• **What needs to be done**
Say how many lines of these entries include the word "text", and answer with the number alone.

• **Information provided**
— Start —
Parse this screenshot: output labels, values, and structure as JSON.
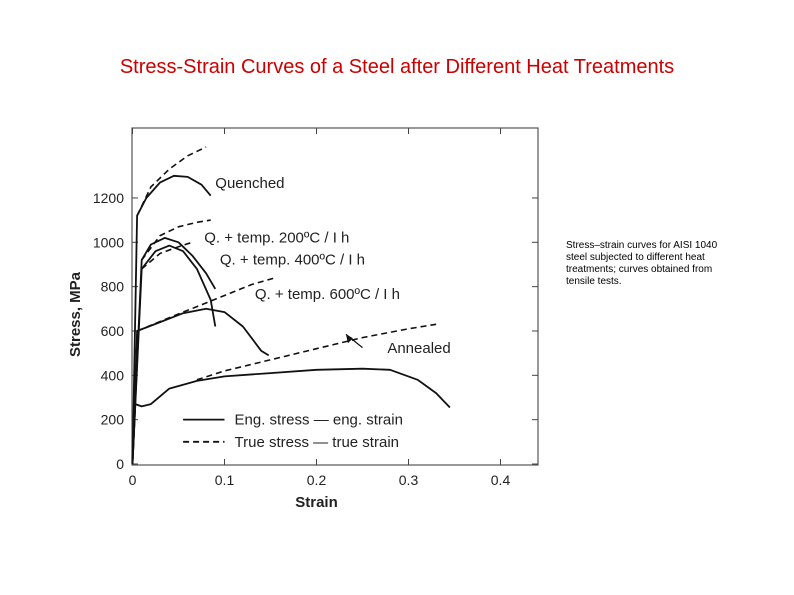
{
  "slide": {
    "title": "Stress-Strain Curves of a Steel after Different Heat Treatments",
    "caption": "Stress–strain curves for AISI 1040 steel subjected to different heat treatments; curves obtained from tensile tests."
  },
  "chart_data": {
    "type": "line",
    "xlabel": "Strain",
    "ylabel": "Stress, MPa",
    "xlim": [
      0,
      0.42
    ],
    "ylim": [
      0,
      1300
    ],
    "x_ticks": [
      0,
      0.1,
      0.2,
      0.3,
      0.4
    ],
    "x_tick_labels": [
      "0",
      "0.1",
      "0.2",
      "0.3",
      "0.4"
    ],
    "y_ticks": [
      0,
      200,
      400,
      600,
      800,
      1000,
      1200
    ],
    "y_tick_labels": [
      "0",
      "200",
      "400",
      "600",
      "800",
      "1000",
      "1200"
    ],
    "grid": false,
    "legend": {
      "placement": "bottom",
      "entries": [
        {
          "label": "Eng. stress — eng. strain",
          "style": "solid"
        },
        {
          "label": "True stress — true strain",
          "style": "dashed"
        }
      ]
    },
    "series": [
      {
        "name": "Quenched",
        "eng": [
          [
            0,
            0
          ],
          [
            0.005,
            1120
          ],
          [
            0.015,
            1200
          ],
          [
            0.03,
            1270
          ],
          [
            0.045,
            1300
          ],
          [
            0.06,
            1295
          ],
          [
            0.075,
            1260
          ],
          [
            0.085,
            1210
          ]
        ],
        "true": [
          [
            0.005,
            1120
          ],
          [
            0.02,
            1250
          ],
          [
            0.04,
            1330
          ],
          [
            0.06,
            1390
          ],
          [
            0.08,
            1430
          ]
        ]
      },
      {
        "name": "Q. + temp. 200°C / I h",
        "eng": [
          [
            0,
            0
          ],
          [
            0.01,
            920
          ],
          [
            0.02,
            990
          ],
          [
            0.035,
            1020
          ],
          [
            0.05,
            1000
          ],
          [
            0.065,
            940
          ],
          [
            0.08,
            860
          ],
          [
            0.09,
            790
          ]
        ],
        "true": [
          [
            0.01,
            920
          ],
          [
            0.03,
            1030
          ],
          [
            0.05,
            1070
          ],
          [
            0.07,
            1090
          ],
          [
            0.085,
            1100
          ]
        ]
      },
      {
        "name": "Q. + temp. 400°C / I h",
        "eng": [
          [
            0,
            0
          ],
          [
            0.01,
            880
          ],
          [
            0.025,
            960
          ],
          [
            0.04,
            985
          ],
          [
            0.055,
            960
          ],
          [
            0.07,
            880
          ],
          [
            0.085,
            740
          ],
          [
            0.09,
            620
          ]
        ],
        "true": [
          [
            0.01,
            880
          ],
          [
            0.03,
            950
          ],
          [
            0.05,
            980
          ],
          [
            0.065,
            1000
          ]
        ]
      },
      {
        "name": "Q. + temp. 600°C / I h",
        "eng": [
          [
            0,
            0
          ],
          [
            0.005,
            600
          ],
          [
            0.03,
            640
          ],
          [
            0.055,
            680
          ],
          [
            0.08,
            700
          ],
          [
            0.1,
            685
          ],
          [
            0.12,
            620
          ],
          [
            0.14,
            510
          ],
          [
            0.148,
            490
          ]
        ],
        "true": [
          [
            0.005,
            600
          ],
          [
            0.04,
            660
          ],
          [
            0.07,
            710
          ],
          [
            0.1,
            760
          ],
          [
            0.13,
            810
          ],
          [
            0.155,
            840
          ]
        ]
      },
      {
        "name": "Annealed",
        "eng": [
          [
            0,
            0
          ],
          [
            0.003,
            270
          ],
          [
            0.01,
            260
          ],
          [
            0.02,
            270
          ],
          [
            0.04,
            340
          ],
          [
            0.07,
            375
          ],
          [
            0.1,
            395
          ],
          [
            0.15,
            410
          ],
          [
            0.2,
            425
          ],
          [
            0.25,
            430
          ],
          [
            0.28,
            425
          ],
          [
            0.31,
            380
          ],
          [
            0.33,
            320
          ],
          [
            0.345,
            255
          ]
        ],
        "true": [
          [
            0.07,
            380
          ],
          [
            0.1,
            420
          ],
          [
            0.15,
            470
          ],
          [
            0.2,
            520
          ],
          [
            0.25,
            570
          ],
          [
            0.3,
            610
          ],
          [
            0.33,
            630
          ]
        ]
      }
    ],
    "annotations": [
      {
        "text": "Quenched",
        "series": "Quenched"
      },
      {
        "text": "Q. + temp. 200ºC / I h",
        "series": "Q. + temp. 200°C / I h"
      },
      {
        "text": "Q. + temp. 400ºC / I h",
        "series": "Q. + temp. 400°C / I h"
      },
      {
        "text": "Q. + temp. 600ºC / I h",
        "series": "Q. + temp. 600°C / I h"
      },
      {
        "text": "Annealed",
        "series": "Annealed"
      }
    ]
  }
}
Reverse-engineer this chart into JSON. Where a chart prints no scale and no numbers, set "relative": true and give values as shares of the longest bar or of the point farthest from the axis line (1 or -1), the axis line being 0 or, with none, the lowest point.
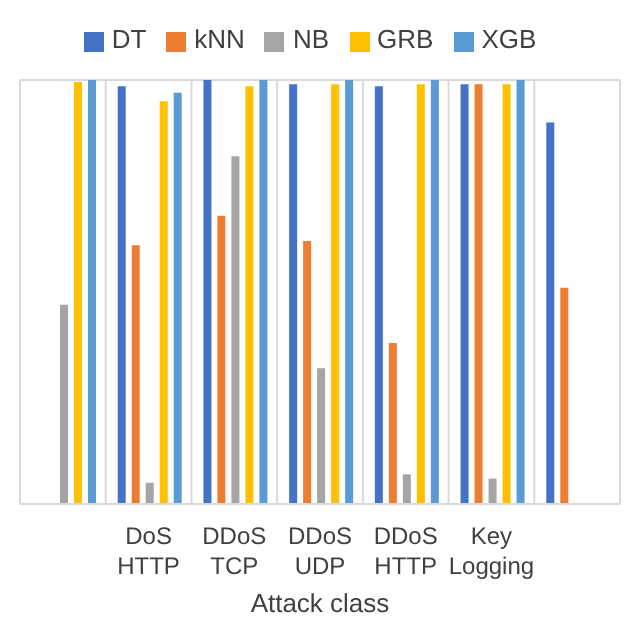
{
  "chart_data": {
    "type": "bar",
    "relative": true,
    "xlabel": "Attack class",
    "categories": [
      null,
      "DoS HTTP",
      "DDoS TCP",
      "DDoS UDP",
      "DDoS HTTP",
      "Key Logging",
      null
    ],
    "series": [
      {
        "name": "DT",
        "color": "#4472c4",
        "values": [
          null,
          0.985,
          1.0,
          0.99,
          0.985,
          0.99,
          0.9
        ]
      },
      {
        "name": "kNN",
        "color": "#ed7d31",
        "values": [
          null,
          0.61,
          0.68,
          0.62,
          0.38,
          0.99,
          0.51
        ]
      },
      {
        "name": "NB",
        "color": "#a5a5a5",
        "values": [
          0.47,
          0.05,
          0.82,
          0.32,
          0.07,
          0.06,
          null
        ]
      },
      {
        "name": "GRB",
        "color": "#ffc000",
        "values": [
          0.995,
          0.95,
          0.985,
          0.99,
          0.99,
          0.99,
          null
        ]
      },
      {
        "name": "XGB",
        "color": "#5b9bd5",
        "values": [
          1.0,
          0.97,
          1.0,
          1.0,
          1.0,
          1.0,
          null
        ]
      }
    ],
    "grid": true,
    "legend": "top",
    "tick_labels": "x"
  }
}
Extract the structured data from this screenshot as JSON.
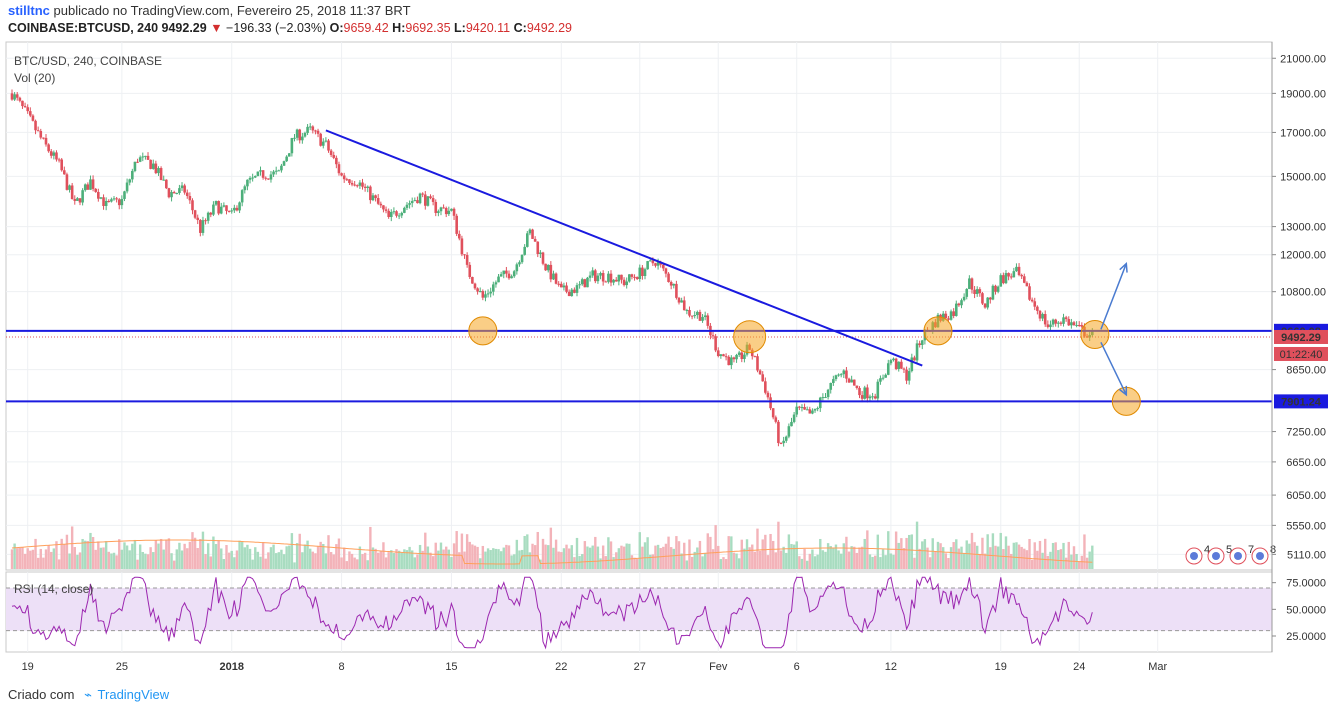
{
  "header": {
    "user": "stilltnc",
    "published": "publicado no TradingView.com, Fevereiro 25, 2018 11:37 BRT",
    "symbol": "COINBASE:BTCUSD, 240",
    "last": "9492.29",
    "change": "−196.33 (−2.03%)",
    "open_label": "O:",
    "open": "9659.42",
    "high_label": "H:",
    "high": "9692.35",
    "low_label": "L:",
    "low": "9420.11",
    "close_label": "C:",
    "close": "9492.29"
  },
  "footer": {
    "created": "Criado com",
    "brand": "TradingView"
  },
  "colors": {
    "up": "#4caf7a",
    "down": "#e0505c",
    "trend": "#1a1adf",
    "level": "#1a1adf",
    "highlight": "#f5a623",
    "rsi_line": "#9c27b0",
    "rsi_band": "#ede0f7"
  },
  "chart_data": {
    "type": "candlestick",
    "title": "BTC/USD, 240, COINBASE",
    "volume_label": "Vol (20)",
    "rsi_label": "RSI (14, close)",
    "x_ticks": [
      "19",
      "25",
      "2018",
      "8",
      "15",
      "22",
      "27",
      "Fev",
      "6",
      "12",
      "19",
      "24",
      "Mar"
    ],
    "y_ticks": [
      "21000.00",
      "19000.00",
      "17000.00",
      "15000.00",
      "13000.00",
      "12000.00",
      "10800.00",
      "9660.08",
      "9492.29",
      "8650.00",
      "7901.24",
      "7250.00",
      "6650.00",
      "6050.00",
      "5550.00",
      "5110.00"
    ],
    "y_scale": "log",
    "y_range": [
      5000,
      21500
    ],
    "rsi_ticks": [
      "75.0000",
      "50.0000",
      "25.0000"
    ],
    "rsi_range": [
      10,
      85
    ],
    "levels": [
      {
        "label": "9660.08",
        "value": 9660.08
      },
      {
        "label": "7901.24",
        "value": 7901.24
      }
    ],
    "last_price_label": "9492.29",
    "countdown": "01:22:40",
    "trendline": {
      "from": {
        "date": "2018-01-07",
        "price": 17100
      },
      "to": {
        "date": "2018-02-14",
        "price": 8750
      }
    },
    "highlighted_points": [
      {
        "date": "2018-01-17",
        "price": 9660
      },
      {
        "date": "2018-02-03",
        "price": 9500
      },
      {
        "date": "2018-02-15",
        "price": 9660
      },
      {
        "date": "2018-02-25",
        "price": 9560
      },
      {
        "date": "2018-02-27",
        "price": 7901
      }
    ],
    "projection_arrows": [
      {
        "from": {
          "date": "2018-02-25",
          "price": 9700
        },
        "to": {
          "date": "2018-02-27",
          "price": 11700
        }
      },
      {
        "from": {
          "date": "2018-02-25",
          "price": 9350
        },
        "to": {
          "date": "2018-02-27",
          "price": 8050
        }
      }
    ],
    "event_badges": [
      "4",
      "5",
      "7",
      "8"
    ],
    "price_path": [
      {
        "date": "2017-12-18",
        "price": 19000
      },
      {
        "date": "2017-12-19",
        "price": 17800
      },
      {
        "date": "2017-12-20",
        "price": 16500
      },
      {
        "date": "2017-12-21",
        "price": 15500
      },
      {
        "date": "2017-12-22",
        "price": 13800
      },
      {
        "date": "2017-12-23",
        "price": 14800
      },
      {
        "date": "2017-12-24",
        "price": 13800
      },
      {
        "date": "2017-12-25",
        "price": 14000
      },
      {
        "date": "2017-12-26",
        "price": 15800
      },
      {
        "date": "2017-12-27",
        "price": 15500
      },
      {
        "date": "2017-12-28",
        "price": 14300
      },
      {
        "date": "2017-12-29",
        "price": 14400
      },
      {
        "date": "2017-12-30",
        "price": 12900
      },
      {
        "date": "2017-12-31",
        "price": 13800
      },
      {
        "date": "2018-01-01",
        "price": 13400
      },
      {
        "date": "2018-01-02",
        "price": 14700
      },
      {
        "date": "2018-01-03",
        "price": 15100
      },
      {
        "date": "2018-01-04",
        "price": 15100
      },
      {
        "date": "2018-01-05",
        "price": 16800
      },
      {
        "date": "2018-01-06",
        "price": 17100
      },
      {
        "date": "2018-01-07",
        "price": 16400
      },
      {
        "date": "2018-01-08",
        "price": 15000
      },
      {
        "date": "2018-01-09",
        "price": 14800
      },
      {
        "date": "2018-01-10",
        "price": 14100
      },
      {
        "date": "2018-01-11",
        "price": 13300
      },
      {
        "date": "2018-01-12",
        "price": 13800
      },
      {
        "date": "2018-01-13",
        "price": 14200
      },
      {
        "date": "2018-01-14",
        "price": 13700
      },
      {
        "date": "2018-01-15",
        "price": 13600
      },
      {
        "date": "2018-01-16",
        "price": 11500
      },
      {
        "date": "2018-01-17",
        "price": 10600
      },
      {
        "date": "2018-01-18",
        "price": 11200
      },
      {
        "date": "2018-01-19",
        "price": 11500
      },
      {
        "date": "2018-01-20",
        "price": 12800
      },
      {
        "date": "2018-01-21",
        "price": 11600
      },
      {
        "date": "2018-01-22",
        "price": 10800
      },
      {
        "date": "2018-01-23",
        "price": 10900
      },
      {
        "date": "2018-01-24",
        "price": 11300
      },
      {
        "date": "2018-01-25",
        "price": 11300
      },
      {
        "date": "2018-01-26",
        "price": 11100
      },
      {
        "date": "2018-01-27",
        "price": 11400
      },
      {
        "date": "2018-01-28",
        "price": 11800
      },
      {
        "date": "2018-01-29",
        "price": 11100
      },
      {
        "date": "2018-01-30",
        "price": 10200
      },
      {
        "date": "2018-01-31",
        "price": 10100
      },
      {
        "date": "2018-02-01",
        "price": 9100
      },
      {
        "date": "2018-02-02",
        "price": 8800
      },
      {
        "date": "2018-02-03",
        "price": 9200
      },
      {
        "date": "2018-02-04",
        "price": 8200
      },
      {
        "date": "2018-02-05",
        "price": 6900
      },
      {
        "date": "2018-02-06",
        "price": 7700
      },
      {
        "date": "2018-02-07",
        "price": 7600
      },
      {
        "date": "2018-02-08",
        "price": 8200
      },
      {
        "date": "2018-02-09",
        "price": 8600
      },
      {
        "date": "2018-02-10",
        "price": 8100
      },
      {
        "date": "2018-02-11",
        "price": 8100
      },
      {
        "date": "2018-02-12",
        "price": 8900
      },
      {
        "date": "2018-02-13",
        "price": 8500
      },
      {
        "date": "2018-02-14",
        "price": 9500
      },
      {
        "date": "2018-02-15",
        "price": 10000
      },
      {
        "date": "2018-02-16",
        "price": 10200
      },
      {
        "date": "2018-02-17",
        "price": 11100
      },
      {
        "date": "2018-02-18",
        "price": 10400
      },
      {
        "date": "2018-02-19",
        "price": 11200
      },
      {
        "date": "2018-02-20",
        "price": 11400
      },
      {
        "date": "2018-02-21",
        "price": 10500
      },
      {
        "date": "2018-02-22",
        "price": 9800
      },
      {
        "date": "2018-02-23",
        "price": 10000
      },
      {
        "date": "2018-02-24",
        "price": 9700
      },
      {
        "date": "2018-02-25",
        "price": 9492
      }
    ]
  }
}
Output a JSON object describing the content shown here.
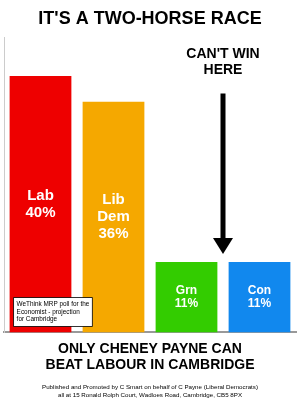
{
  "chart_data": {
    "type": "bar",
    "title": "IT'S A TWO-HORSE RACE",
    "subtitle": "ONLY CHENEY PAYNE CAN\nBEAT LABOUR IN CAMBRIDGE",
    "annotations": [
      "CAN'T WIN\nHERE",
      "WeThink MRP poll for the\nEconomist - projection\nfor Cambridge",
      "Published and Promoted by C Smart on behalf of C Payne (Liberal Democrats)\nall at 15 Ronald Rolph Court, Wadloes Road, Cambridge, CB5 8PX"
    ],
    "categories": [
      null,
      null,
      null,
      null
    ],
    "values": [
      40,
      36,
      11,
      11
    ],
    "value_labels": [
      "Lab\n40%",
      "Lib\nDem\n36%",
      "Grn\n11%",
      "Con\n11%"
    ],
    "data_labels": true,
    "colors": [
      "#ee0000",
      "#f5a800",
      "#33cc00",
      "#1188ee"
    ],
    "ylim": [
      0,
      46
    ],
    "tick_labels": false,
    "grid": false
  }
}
— End —
• **Task result**
5